## WORK INSTRUCTIONS:
Repeat every line of the listing below exactly, minus the pictures.

── MATERIAL PROVIDED ──

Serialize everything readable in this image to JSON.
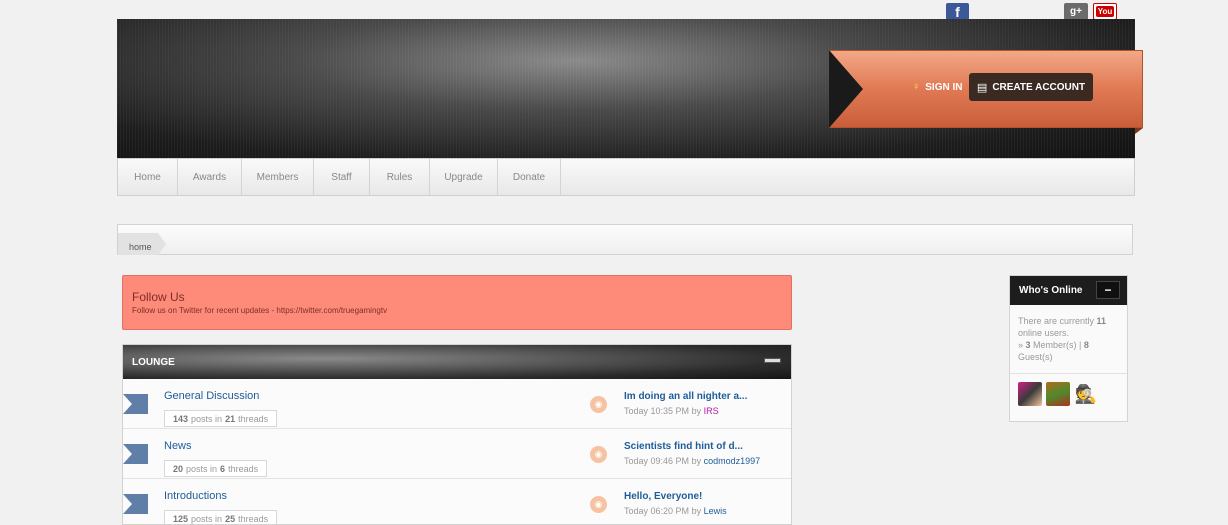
{
  "social": {
    "facebook_glyph": "f",
    "googleplus_glyph": "g+",
    "youtube_glyph": "You"
  },
  "header": {
    "signin_label": "SIGN IN",
    "create_account_label": "CREATE ACCOUNT"
  },
  "nav": {
    "items": [
      "Home",
      "Awards",
      "Members",
      "Staff",
      "Rules",
      "Upgrade",
      "Donate"
    ]
  },
  "breadcrumb": {
    "home_label": "home"
  },
  "notice": {
    "title": "Follow Us",
    "text": "Follow us on Twitter for recent updates - https://twitter.com/truegamingtv"
  },
  "forum": {
    "category": "LOUNGE",
    "rows": [
      {
        "name": "General Discussion",
        "posts": "143",
        "threads": "21",
        "last_title": "Im doing an all nighter a...",
        "last_time": "Today 10:35 PM",
        "last_user": "IRS"
      },
      {
        "name": "News",
        "posts": "20",
        "threads": "6",
        "last_title": "Scientists find hint of d...",
        "last_time": "Today 09:46 PM",
        "last_user": "codmodz1997"
      },
      {
        "name": "Introductions",
        "posts": "125",
        "threads": "25",
        "last_title": "Hello, Everyone!",
        "last_time": "Today 06:20 PM",
        "last_user": "Lewis"
      }
    ],
    "posts_in": "posts in",
    "threads_word": "threads",
    "by_word": "by"
  },
  "who_online": {
    "title": "Who's Online",
    "toggle_glyph": "−",
    "line1_prefix": "There are currently",
    "online_count": "11",
    "line1_suffix": "online users.",
    "members_prefix": "» ",
    "members_count": "3",
    "members_label": "Member(s) |",
    "guests_count": "8",
    "guests_label": "Guest(s)"
  }
}
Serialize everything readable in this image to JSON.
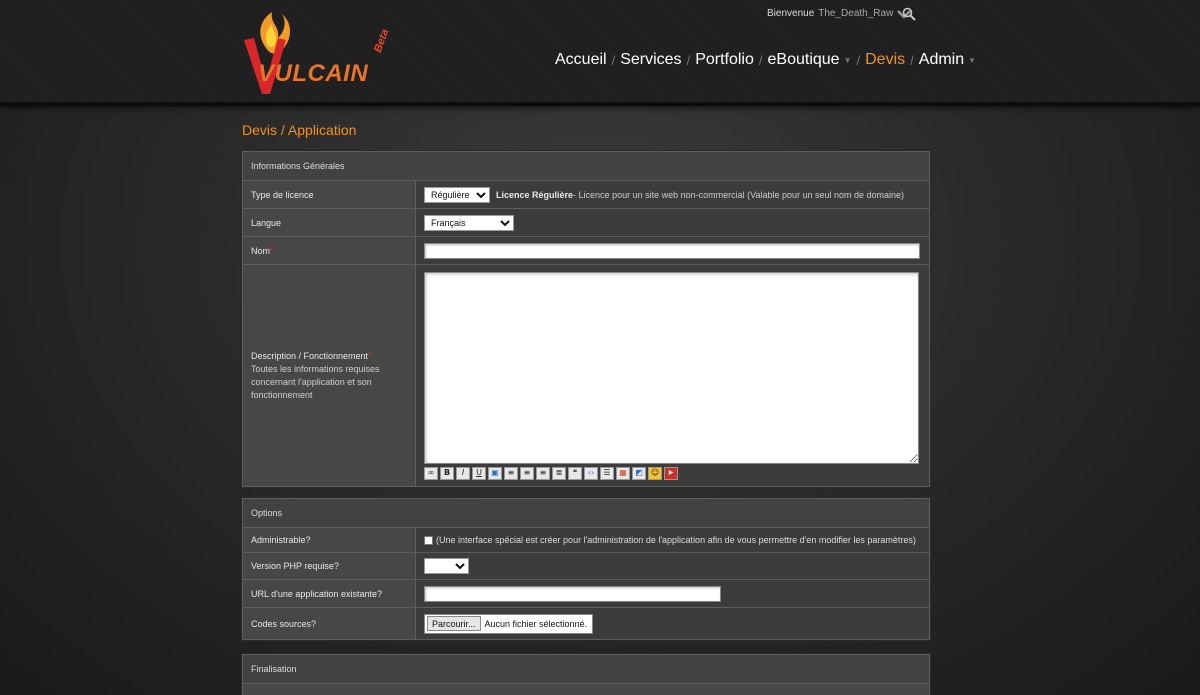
{
  "header": {
    "welcome_label": "Bienvenue",
    "username": "The_Death_Raw",
    "logo_text": "VULCAIN",
    "logo_beta": "Beta",
    "nav": [
      {
        "label": "Accueil"
      },
      {
        "label": "Services"
      },
      {
        "label": "Portfolio"
      },
      {
        "label": "eBoutique"
      },
      {
        "label": "Devis"
      },
      {
        "label": "Admin"
      }
    ]
  },
  "page": {
    "title": "Devis / Application"
  },
  "general": {
    "heading": "Informations Générales",
    "license_label": "Type de licence",
    "license_value": "Régulière",
    "license_bold": "Licence Régulière",
    "license_desc": " - Licence pour un site web non-commercial (Valable pour un seul nom de domaine)",
    "language_label": "Langue",
    "language_value": "Français",
    "name_label": "Nom",
    "name_value": "",
    "desc_label": "Description / Fonctionnement",
    "desc_hint": "Toutes les informations requises concernant l'application et son fonctionnement",
    "desc_value": ""
  },
  "options": {
    "heading": "Options",
    "admin_label": "Administrable?",
    "admin_desc": "(Une interface spécial est créer pour l'administration de l'application afin de vous permettre d'en modifier les paramètres)",
    "php_label": "Version PHP requise?",
    "php_value": "",
    "url_label": "URL d'une application existante?",
    "url_value": "",
    "sources_label": "Codes sources?",
    "file_button": "Parcourir...",
    "file_status": "Aucun fichier sélectionné."
  },
  "final": {
    "heading": "Finalisation"
  },
  "colors": {
    "accent": "#f0912a",
    "required": "#c0392b",
    "logo_red": "#d8262a"
  }
}
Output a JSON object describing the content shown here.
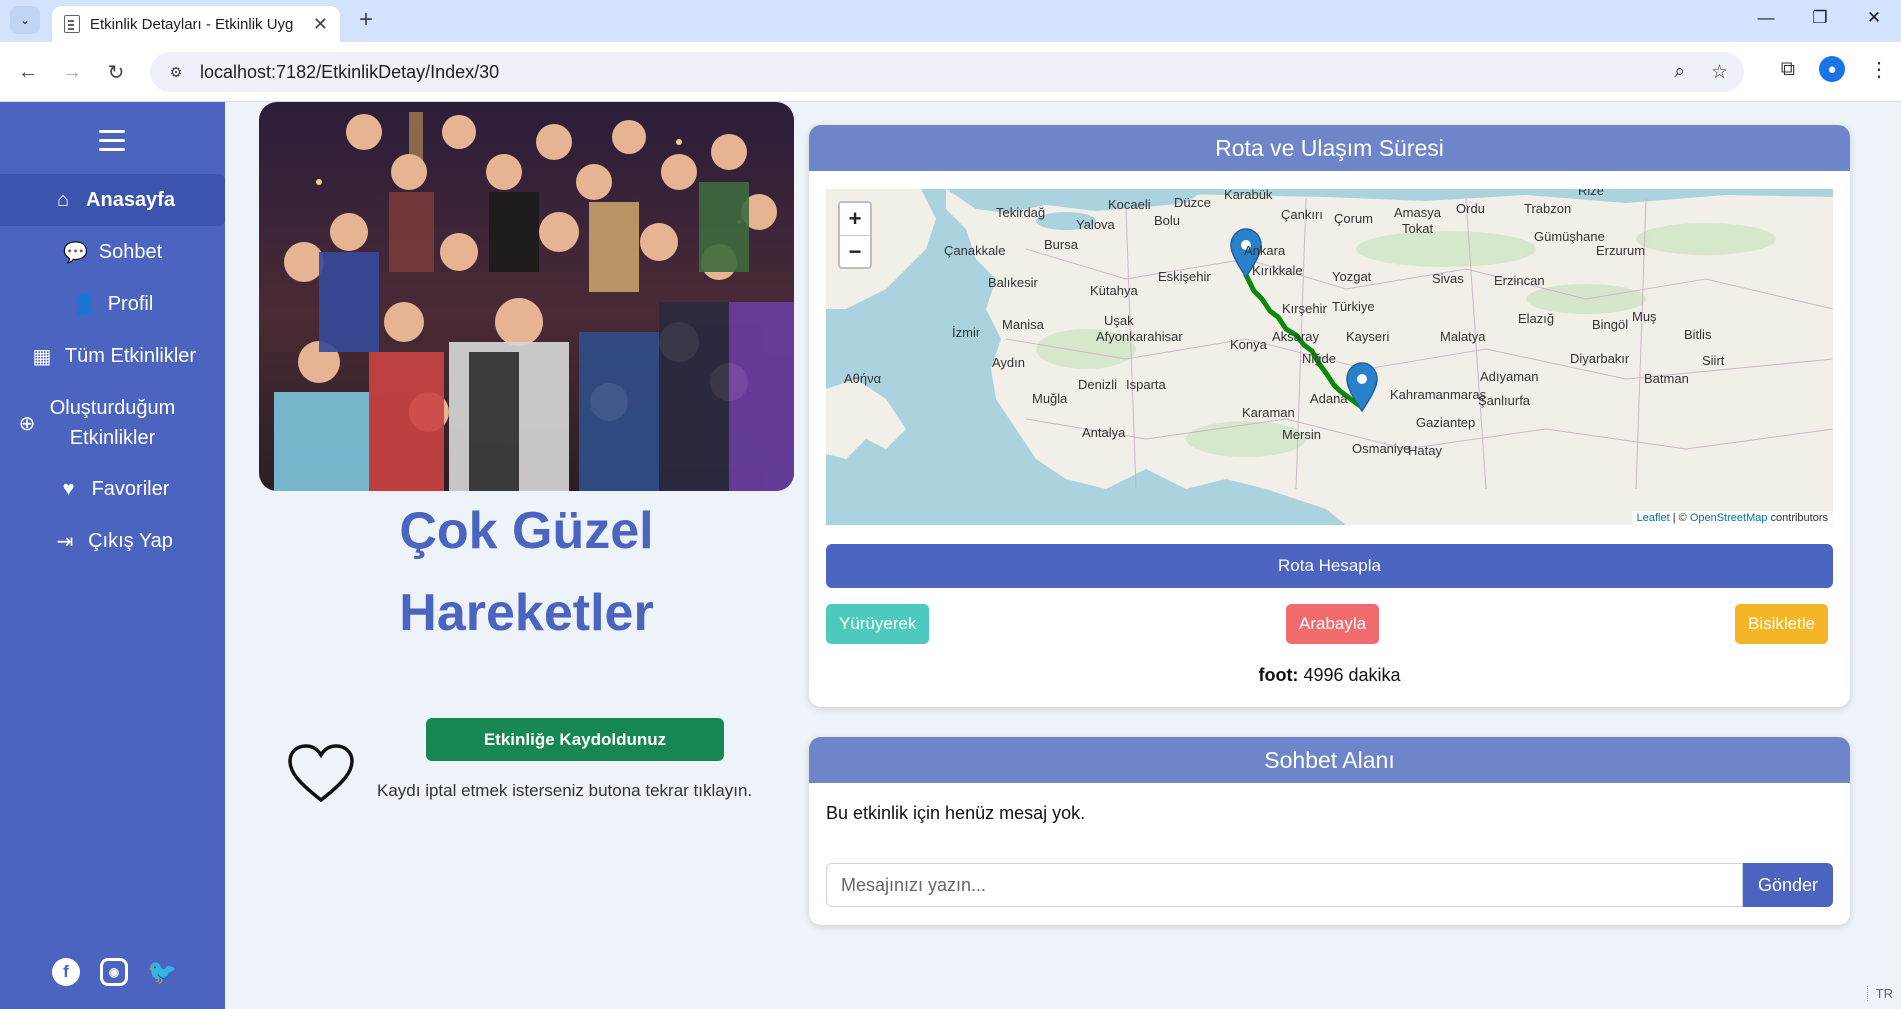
{
  "browser": {
    "tab_title": "Etkinlik Detayları - Etkinlik Uyg",
    "url": "localhost:7182/EtkinlikDetay/Index/30",
    "new_tab": "+",
    "tab_close": "✕",
    "min": "—",
    "max": "❐",
    "close": "✕"
  },
  "sidebar": {
    "items": [
      {
        "label": "Anasayfa",
        "icon": "home-icon",
        "active": true
      },
      {
        "label": "Sohbet",
        "icon": "chat-icon"
      },
      {
        "label": "Profil",
        "icon": "user-icon"
      },
      {
        "label": "Tüm Etkinlikler",
        "icon": "calendar-icon"
      },
      {
        "label": "Oluşturduğum Etkinlikler",
        "line1": "Oluşturduğum",
        "line2": "Etkinlikler",
        "icon": "plus-circle-icon"
      },
      {
        "label": "Favoriler",
        "icon": "heart-icon"
      },
      {
        "label": "Çıkış Yap",
        "icon": "sign-out-icon"
      }
    ],
    "social": [
      "facebook-icon",
      "instagram-icon",
      "twitter-icon"
    ]
  },
  "event": {
    "title_line1": "Çok Güzel",
    "title_line2": "Hareketler",
    "register_label": "Etkinliğe Kaydoldunuz",
    "cancel_note": "Kaydı iptal etmek isterseniz butona tekrar tıklayın."
  },
  "route": {
    "header": "Rota ve Ulaşım Süresi",
    "zoom_in": "+",
    "zoom_out": "−",
    "attribution_leaflet": "Leaflet",
    "attribution_sep": " | © ",
    "attribution_osm": "OpenStreetMap",
    "attribution_tail": " contributors",
    "map_labels": [
      "Kocaeli",
      "Düzce",
      "Karabük",
      "Çankırı",
      "Çorum",
      "Amasya",
      "Ordu",
      "Trabzon",
      "Rize",
      "Tekirdağ",
      "Yalova",
      "Bolu",
      "Tokat",
      "Gümüşhane",
      "Çanakkale",
      "Bursa",
      "Ankara",
      "Kırıkkale",
      "Yozgat",
      "Sivas",
      "Erzincan",
      "Erzurum",
      "Balıkesir",
      "Eskişehir",
      "Kütahya",
      "Kırşehir",
      "Türkiye",
      "Manisa",
      "Uşak",
      "İzmir",
      "Afyonkarahisar",
      "Aksaray",
      "Kayseri",
      "Malatya",
      "Elazığ",
      "Bingöl",
      "Muş",
      "Bitlis",
      "Siirt",
      "Aydın",
      "Niğde",
      "Diyarbakır",
      "Αθήνα",
      "Denizli",
      "Isparta",
      "Kahramanmaraş",
      "Adıyaman",
      "Batman",
      "Muğla",
      "Karaman",
      "Adana",
      "Şanlıurfa",
      "Antalya",
      "Mersin",
      "Gaziantep",
      "Hatay",
      "Osmaniye",
      "Konya"
    ],
    "calc_label": "Rota Hesapla",
    "walk_label": "Yürüyerek",
    "car_label": "Arabayla",
    "bike_label": "Bisikletle",
    "duration_mode": "foot:",
    "duration_value": "4996 dakika"
  },
  "chat": {
    "header": "Sohbet Alanı",
    "empty_text": "Bu etkinlik için henüz mesaj yok.",
    "placeholder": "Mesajınızı yazın...",
    "send_label": "Gönder"
  },
  "lang": "TR",
  "colors": {
    "sidebar": "#4a64c0",
    "primary": "#4a64c0",
    "card_header": "#6e86c9",
    "success": "#198754",
    "walk": "#4ec9bd",
    "car": "#f06a6e",
    "bike": "#f4b526",
    "route_line": "#0a8a0a"
  }
}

───

## SOLUTION TO THIS EXERCISE:
Serialize everything readable in this image to JSON.
{
  "social": {
    "facebook_glyph": "f",
    "googleplus_glyph": "g+",
    "youtube_glyph": "You"
  },
  "header": {
    "signin_label": "SIGN IN",
    "create_account_label": "CREATE ACCOUNT"
  },
  "nav": {
    "items": [
      "Home",
      "Awards",
      "Members",
      "Staff",
      "Rules",
      "Upgrade",
      "Donate"
    ]
  },
  "breadcrumb": {
    "home_label": "home"
  },
  "notice": {
    "title": "Follow Us",
    "text": "Follow us on Twitter for recent updates - https://twitter.com/truegamingtv"
  },
  "forum": {
    "category": "LOUNGE",
    "rows": [
      {
        "name": "General Discussion",
        "posts": "143",
        "threads": "21",
        "last_title": "Im doing an all nighter a...",
        "last_time": "Today 10:35 PM",
        "last_user": "IRS"
      },
      {
        "name": "News",
        "posts": "20",
        "threads": "6",
        "last_title": "Scientists find hint of d...",
        "last_time": "Today 09:46 PM",
        "last_user": "codmodz1997"
      },
      {
        "name": "Introductions",
        "posts": "125",
        "threads": "25",
        "last_title": "Hello, Everyone!",
        "last_time": "Today 06:20 PM",
        "last_user": "Lewis"
      }
    ],
    "posts_in": "posts in",
    "threads_word": "threads",
    "by_word": "by"
  },
  "who_online": {
    "title": "Who's Online",
    "toggle_glyph": "−",
    "line1_prefix": "There are currently",
    "online_count": "11",
    "line1_suffix": "online users.",
    "members_prefix": "» ",
    "members_count": "3",
    "members_label": "Member(s) |",
    "guests_count": "8",
    "guests_label": "Guest(s)"
  }
}
Serialize everything readable in this image to JSON.
{
  "header": {
    "welcome_label": "Bienvenue",
    "username": "The_Death_Raw",
    "logo_text": "VULCAIN",
    "logo_beta": "Beta",
    "nav": [
      {
        "label": "Accueil"
      },
      {
        "label": "Services"
      },
      {
        "label": "Portfolio"
      },
      {
        "label": "eBoutique"
      },
      {
        "label": "Devis"
      },
      {
        "label": "Admin"
      }
    ]
  },
  "page": {
    "title": "Devis / Application"
  },
  "general": {
    "heading": "Informations Générales",
    "license_label": "Type de licence",
    "license_value": "Régulière",
    "license_bold": "Licence Régulière",
    "license_desc": " - Licence pour un site web non-commercial (Valable pour un seul nom de domaine)",
    "language_label": "Langue",
    "language_value": "Français",
    "name_label": "Nom",
    "name_value": "",
    "desc_label": "Description / Fonctionnement",
    "desc_hint": "Toutes les informations requises concernant l'application et son fonctionnement",
    "desc_value": ""
  },
  "options": {
    "heading": "Options",
    "admin_label": "Administrable?",
    "admin_desc": "(Une interface spécial est créer pour l'administration de l'application afin de vous permettre d'en modifier les paramètres)",
    "php_label": "Version PHP requise?",
    "php_value": "",
    "url_label": "URL d'une application existante?",
    "url_value": "",
    "sources_label": "Codes sources?",
    "file_button": "Parcourir...",
    "file_status": "Aucun fichier sélectionné."
  },
  "final": {
    "heading": "Finalisation"
  },
  "colors": {
    "accent": "#f0912a",
    "required": "#c0392b",
    "logo_red": "#d8262a"
  }
}
Output a JSON object describing the content shown here.
{
  "browser": {
    "tab_title": "Etkinlik Detayları - Etkinlik Uyg",
    "url": "localhost:7182/EtkinlikDetay/Index/30",
    "new_tab": "+",
    "tab_close": "✕",
    "min": "—",
    "max": "❐",
    "close": "✕"
  },
  "sidebar": {
    "items": [
      {
        "label": "Anasayfa",
        "icon": "home-icon",
        "active": true
      },
      {
        "label": "Sohbet",
        "icon": "chat-icon"
      },
      {
        "label": "Profil",
        "icon": "user-icon"
      },
      {
        "label": "Tüm Etkinlikler",
        "icon": "calendar-icon"
      },
      {
        "label": "Oluşturduğum Etkinlikler",
        "line1": "Oluşturduğum",
        "line2": "Etkinlikler",
        "icon": "plus-circle-icon"
      },
      {
        "label": "Favoriler",
        "icon": "heart-icon"
      },
      {
        "label": "Çıkış Yap",
        "icon": "sign-out-icon"
      }
    ],
    "social": [
      "facebook-icon",
      "instagram-icon",
      "twitter-icon"
    ]
  },
  "event": {
    "title_line1": "Çok Güzel",
    "title_line2": "Hareketler",
    "register_label": "Etkinliğe Kaydoldunuz",
    "cancel_note": "Kaydı iptal etmek isterseniz butona tekrar tıklayın."
  },
  "route": {
    "header": "Rota ve Ulaşım Süresi",
    "zoom_in": "+",
    "zoom_out": "−",
    "attribution_leaflet": "Leaflet",
    "attribution_sep": " | © ",
    "attribution_osm": "OpenStreetMap",
    "attribution_tail": " contributors",
    "map_labels": [
      "Kocaeli",
      "Düzce",
      "Karabük",
      "Çankırı",
      "Çorum",
      "Amasya",
      "Ordu",
      "Trabzon",
      "Rize",
      "Tekirdağ",
      "Yalova",
      "Bolu",
      "Tokat",
      "Gümüşhane",
      "Çanakkale",
      "Bursa",
      "Ankara",
      "Kırıkkale",
      "Yozgat",
      "Sivas",
      "Erzincan",
      "Erzurum",
      "Balıkesir",
      "Eskişehir",
      "Kütahya",
      "Kırşehir",
      "Türkiye",
      "Manisa",
      "Uşak",
      "İzmir",
      "Afyonkarahisar",
      "Aksaray",
      "Kayseri",
      "Malatya",
      "Elazığ",
      "Bingöl",
      "Muş",
      "Bitlis",
      "Siirt",
      "Aydın",
      "Niğde",
      "Diyarbakır",
      "Αθήνα",
      "Denizli",
      "Isparta",
      "Kahramanmaraş",
      "Adıyaman",
      "Batman",
      "Muğla",
      "Karaman",
      "Adana",
      "Şanlıurfa",
      "Antalya",
      "Mersin",
      "Gaziantep",
      "Hatay",
      "Osmaniye",
      "Konya"
    ],
    "calc_label": "Rota Hesapla",
    "walk_label": "Yürüyerek",
    "car_label": "Arabayla",
    "bike_label": "Bisikletle",
    "duration_mode": "foot:",
    "duration_value": "4996 dakika"
  },
  "chat": {
    "header": "Sohbet Alanı",
    "empty_text": "Bu etkinlik için henüz mesaj yok.",
    "placeholder": "Mesajınızı yazın...",
    "send_label": "Gönder"
  },
  "lang": "TR",
  "colors": {
    "sidebar": "#4a64c0",
    "primary": "#4a64c0",
    "card_header": "#6e86c9",
    "success": "#198754",
    "walk": "#4ec9bd",
    "car": "#f06a6e",
    "bike": "#f4b526",
    "route_line": "#0a8a0a"
  }
}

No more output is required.